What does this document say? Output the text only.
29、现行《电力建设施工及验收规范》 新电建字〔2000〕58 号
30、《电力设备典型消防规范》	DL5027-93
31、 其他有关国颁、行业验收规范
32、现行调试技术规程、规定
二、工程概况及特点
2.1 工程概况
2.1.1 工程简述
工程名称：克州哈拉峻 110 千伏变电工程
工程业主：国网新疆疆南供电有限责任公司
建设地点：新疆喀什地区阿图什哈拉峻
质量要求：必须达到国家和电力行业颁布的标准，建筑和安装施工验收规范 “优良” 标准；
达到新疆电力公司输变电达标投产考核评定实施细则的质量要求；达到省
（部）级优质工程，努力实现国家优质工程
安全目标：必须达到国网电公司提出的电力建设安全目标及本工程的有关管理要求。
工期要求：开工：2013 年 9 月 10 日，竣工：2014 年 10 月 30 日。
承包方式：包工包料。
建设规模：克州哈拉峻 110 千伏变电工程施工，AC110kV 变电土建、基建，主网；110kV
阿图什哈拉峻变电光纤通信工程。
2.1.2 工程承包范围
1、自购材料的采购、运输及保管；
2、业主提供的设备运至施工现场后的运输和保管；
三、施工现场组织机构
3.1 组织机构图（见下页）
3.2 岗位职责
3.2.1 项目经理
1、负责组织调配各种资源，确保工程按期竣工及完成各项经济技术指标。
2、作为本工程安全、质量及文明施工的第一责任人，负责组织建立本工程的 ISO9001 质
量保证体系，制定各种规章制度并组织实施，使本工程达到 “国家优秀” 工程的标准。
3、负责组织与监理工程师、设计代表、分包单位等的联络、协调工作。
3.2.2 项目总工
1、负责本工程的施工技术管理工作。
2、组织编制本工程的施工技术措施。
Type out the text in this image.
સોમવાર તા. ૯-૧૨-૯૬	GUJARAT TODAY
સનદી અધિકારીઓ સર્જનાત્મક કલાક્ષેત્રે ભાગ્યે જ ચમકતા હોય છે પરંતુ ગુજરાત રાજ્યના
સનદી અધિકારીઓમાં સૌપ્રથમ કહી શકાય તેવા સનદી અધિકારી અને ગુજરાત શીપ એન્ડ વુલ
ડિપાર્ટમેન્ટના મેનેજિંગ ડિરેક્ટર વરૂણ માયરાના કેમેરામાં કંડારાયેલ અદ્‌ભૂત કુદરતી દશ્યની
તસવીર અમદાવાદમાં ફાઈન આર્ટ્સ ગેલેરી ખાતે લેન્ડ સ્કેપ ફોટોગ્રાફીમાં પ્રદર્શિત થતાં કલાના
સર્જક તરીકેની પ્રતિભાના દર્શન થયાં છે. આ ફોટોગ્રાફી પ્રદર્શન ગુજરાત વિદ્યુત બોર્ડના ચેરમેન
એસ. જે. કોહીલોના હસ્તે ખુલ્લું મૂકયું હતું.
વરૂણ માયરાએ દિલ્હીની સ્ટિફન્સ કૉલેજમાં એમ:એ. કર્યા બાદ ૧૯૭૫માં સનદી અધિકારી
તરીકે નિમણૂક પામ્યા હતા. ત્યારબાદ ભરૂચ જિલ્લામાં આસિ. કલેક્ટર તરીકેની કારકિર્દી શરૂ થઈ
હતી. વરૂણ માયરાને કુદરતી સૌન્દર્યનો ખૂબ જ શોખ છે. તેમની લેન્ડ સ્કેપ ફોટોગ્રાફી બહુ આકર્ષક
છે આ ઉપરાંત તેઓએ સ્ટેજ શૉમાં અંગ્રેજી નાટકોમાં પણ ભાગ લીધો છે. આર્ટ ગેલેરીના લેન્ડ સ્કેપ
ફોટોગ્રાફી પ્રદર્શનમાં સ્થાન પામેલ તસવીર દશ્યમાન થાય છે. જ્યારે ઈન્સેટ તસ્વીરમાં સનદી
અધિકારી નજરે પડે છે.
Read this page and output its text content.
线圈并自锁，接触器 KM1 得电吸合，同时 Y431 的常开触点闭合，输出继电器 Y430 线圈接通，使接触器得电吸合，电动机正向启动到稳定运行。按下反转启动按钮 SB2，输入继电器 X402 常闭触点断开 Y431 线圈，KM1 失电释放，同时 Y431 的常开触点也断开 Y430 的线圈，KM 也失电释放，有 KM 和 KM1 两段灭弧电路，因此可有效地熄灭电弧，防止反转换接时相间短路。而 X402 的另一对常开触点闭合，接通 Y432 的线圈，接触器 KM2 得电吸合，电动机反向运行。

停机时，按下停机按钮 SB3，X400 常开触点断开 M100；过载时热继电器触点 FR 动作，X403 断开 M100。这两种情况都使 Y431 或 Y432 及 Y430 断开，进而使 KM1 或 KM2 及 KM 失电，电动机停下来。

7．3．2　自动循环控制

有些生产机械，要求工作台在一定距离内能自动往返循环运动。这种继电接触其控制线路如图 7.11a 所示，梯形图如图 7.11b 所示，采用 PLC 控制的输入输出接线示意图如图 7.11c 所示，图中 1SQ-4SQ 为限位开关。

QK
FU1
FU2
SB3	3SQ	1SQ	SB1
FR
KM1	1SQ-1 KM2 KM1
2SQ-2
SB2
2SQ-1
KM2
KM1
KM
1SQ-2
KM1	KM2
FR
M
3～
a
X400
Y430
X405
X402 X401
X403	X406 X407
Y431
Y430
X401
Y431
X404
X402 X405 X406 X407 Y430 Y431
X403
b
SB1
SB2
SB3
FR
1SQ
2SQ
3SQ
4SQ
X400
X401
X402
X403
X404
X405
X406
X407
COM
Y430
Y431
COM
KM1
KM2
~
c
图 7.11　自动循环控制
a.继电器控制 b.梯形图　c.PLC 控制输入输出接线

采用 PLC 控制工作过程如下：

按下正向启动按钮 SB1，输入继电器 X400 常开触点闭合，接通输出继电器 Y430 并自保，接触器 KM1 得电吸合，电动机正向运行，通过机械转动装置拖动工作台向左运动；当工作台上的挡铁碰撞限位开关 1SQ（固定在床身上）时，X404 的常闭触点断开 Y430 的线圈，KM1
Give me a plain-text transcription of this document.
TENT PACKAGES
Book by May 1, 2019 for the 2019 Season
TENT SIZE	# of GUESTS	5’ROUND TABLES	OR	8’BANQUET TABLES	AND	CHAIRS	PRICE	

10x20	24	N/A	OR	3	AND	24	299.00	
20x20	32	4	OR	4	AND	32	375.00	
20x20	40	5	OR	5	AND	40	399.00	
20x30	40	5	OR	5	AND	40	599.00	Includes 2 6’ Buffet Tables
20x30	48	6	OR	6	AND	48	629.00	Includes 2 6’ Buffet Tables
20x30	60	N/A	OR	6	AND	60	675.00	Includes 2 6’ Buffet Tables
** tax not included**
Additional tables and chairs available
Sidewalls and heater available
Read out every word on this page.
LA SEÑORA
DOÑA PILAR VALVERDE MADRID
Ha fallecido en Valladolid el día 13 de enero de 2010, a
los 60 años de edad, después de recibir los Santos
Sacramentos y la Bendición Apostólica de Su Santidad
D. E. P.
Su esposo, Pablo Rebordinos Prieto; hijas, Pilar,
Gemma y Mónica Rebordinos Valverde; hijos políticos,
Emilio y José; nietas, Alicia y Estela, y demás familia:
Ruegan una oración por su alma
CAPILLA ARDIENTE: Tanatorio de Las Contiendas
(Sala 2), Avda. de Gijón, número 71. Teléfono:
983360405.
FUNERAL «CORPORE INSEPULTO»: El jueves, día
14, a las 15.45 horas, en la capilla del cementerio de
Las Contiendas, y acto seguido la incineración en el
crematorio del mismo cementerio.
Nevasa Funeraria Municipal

◆ ◆ ◆

Gather every line from the listing above in which "Rebordinos" appears, and copy those lines.

Su esposo, Pablo Rebordinos Prieto; hijas, Pilar,
Gemma y Mónica Rebordinos Valverde; hijos políticos,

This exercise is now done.